TO BE DONE =>
Go through the entries below and pick out every line with "maintenant".

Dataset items
==============================
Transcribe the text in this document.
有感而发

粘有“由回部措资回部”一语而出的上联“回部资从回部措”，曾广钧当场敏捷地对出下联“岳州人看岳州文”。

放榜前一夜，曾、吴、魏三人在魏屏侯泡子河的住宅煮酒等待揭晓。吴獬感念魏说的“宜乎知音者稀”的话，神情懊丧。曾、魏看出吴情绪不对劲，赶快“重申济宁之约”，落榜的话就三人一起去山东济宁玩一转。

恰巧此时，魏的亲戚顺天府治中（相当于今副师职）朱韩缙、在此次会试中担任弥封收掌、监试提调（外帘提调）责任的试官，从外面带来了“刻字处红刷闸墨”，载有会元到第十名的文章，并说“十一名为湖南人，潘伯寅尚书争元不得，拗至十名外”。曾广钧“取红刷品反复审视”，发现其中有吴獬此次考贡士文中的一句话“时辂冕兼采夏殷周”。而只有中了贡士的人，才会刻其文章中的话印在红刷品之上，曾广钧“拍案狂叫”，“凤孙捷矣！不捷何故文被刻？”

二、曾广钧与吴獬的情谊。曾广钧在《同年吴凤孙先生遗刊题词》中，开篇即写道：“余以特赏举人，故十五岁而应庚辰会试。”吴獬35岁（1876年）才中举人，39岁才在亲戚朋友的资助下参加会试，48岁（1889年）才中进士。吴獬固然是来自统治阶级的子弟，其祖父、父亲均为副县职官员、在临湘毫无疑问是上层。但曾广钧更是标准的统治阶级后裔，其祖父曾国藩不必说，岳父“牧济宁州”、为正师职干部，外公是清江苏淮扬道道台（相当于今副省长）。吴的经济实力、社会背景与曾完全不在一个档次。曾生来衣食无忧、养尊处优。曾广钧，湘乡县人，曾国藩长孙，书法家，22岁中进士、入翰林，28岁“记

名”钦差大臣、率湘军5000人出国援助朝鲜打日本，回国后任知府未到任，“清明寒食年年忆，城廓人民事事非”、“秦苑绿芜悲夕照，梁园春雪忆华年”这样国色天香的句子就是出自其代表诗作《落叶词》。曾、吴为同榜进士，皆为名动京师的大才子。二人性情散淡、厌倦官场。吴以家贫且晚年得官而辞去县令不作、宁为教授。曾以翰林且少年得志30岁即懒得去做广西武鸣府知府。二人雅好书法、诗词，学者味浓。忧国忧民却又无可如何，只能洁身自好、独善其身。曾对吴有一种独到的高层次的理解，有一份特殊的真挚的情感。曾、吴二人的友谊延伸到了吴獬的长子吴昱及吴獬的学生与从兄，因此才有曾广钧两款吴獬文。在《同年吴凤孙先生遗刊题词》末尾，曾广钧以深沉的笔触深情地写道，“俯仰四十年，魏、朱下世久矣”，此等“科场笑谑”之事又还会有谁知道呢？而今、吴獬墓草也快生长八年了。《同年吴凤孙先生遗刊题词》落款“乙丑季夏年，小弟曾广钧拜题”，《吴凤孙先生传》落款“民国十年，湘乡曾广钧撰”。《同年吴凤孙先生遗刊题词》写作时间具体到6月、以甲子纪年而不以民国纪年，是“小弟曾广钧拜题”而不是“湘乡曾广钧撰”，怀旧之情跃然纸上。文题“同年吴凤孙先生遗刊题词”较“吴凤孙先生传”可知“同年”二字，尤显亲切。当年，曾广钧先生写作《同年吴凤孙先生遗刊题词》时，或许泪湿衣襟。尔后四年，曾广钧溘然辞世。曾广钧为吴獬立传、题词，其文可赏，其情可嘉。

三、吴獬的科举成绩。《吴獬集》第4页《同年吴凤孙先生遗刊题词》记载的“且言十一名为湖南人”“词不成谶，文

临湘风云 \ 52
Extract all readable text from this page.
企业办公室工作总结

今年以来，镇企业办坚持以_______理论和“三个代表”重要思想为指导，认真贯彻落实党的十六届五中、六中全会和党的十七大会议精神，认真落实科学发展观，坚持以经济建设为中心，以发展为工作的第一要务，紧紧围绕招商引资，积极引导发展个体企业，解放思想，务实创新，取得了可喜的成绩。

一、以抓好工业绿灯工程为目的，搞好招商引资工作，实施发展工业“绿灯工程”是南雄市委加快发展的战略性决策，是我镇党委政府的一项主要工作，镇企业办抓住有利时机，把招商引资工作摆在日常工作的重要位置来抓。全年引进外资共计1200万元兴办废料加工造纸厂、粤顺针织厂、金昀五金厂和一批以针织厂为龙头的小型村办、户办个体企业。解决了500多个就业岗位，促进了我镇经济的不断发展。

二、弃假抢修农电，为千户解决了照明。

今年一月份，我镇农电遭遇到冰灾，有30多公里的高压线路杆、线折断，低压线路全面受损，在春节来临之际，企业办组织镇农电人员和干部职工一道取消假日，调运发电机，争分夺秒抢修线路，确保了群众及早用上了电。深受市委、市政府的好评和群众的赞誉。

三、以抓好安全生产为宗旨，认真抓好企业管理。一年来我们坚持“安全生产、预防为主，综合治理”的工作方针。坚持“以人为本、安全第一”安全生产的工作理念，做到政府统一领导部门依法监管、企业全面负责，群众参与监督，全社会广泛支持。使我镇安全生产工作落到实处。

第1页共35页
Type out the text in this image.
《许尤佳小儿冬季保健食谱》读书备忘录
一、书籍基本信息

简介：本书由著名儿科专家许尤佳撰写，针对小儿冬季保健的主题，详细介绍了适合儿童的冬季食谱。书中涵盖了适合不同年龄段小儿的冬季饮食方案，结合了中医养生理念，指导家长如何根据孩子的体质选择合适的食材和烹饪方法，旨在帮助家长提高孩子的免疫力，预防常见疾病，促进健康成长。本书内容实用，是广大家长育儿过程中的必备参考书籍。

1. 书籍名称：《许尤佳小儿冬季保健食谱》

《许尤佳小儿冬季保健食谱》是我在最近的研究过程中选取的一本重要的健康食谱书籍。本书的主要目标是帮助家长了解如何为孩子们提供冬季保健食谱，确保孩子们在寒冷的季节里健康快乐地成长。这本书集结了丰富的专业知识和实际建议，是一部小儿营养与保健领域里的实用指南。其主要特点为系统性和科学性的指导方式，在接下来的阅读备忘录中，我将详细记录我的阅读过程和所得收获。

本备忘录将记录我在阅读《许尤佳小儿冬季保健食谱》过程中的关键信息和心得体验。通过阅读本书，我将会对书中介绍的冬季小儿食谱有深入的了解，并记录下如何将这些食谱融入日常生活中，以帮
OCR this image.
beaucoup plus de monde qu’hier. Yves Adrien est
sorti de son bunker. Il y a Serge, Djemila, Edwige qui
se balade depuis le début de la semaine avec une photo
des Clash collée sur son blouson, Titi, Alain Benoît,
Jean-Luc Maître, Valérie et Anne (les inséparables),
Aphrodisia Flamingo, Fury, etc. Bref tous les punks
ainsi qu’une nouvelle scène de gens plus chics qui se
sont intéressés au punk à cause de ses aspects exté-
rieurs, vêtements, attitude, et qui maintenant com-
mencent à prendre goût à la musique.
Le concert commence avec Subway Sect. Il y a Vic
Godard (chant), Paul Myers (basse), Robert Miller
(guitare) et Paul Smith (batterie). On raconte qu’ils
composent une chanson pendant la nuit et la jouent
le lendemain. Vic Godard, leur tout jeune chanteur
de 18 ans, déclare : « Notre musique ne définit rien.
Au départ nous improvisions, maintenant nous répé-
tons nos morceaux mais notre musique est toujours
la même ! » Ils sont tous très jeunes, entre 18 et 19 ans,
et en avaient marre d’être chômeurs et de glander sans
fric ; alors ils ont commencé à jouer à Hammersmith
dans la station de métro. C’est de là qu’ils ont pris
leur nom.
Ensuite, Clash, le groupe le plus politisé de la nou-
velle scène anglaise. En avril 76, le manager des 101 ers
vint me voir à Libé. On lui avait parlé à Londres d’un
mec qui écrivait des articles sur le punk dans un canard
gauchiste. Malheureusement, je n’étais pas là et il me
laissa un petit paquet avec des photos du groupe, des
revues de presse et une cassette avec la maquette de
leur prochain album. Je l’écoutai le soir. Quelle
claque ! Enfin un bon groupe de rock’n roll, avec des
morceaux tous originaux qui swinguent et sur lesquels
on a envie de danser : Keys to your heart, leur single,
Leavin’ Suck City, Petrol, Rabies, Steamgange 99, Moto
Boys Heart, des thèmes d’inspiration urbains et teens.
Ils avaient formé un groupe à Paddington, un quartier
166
==============================
RESPONSE =>
rieurs, vêtements, attitude, et qui maintenant com-
Au départ nous improvisions, maintenant nous répé-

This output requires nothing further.